Items from a data source:
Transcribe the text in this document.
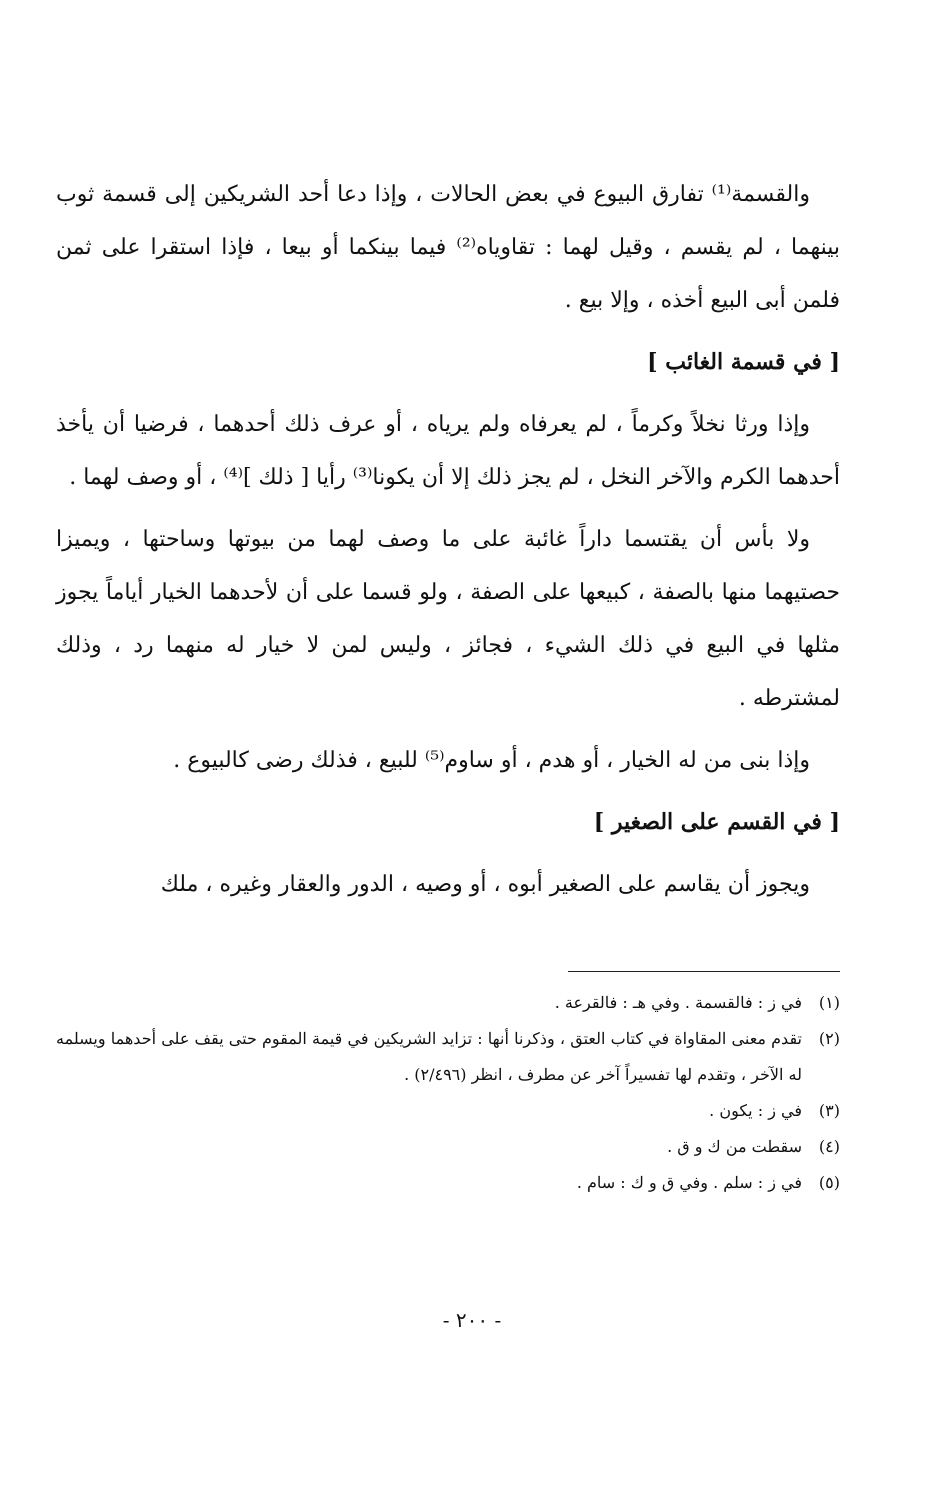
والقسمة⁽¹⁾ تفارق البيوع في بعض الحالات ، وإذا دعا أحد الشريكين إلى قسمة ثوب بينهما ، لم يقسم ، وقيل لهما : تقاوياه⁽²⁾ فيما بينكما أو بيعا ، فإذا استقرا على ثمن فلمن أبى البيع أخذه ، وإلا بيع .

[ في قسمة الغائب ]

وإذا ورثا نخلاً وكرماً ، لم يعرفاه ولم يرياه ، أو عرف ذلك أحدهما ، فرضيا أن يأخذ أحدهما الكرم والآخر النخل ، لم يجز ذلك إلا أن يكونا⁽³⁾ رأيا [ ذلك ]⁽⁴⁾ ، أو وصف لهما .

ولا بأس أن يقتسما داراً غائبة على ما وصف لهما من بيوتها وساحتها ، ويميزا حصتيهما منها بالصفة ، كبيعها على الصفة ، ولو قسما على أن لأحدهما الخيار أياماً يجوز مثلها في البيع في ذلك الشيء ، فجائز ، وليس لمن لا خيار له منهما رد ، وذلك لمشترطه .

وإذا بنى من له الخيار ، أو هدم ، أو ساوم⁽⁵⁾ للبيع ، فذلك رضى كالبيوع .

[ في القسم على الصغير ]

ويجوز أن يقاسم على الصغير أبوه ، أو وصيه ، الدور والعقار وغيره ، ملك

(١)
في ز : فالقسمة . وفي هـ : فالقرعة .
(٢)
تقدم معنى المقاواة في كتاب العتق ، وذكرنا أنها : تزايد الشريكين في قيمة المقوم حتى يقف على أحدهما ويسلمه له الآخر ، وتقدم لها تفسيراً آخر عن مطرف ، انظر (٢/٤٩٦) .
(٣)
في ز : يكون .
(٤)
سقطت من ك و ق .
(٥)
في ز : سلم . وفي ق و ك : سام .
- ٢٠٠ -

▶ Written instruction
Give an exact copy of the material, leaving out every picture.

▶ Solution for this problem
Transcribe the text in this document.
والقسمة⁽¹⁾ تفارق البيوع في بعض الحالات ، وإذا دعا أحد الشريكين إلى قسمة ثوب بينهما ، لم يقسم ، وقيل لهما : تقاوياه⁽²⁾ فيما بينكما أو بيعا ، فإذا استقرا على ثمن فلمن أبى البيع أخذه ، وإلا بيع .

[ في قسمة الغائب ]

وإذا ورثا نخلاً وكرماً ، لم يعرفاه ولم يرياه ، أو عرف ذلك أحدهما ، فرضيا أن يأخذ أحدهما الكرم والآخر النخل ، لم يجز ذلك إلا أن يكونا⁽³⁾ رأيا [ ذلك ]⁽⁴⁾ ، أو وصف لهما .

ولا بأس أن يقتسما داراً غائبة على ما وصف لهما من بيوتها وساحتها ، ويميزا حصتيهما منها بالصفة ، كبيعها على الصفة ، ولو قسما على أن لأحدهما الخيار أياماً يجوز مثلها في البيع في ذلك الشيء ، فجائز ، وليس لمن لا خيار له منهما رد ، وذلك لمشترطه .

وإذا بنى من له الخيار ، أو هدم ، أو ساوم⁽⁵⁾ للبيع ، فذلك رضى كالبيوع .

[ في القسم على الصغير ]

ويجوز أن يقاسم على الصغير أبوه ، أو وصيه ، الدور والعقار وغيره ، ملك

(١)
في ز : فالقسمة . وفي هـ : فالقرعة .
(٢)
تقدم معنى المقاواة في كتاب العتق ، وذكرنا أنها : تزايد الشريكين في قيمة المقوم حتى يقف على أحدهما ويسلمه له الآخر ، وتقدم لها تفسيراً آخر عن مطرف ، انظر (٢/٤٩٦) .
(٣)
في ز : يكون .
(٤)
سقطت من ك و ق .
(٥)
في ز : سلم . وفي ق و ك : سام .
- ٢٠٠ -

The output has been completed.